◆ **What the exercise asks**: From the entries below, copy every line where the string "name" appears.

◆ **Supplied records**:
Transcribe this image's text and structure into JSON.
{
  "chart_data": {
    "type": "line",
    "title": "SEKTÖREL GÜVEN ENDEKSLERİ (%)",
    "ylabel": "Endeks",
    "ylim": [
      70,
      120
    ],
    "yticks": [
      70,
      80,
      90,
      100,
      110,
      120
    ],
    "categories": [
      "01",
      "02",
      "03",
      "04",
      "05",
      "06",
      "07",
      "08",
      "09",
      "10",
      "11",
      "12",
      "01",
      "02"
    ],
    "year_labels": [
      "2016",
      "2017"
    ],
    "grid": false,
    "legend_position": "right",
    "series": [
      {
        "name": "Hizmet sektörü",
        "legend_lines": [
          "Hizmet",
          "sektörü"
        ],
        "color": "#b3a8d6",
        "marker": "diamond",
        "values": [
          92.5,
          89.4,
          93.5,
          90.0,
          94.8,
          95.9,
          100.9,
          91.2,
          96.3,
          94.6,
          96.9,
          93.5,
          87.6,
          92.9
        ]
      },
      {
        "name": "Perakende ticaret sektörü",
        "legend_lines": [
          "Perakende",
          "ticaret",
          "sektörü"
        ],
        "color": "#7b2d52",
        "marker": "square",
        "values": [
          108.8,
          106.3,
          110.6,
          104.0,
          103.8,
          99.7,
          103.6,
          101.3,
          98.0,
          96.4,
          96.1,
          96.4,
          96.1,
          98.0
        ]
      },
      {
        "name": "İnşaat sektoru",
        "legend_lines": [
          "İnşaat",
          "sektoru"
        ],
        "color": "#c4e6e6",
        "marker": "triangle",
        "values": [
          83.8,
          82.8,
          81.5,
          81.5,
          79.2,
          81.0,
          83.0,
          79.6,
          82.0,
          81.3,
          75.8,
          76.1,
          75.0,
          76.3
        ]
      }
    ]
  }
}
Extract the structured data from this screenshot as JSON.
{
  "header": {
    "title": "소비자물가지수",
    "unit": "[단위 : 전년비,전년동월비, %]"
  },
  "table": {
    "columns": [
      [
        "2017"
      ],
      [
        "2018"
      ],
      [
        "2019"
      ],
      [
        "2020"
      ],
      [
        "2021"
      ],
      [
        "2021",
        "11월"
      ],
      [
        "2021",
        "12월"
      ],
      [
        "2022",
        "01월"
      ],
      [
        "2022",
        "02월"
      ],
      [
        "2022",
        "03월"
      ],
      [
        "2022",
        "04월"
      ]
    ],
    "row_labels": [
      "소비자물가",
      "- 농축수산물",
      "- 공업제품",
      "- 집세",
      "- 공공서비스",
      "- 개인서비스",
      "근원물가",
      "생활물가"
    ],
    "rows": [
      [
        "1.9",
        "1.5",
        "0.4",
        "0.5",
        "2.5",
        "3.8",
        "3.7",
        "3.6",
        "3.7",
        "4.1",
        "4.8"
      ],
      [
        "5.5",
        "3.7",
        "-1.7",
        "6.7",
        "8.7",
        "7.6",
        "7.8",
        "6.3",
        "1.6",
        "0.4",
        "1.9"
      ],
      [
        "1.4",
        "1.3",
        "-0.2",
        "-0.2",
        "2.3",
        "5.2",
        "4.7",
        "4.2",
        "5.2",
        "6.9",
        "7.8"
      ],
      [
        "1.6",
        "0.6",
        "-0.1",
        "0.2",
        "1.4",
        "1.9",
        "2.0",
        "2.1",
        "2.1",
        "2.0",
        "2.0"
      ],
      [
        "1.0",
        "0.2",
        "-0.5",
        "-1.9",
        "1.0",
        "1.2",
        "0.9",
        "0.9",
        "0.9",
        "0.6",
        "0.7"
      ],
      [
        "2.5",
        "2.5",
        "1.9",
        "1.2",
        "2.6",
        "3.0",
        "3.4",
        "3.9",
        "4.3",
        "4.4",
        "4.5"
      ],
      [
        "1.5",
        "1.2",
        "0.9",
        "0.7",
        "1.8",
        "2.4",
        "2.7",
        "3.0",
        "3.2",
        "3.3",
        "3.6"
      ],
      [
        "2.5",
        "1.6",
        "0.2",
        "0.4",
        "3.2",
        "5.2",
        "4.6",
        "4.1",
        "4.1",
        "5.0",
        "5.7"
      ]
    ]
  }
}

◆ **Right answer**:
        "name": "Hizmet sektörü",
        "name": "Perakende ticaret sektörü",
        "name": "İnşaat sektoru",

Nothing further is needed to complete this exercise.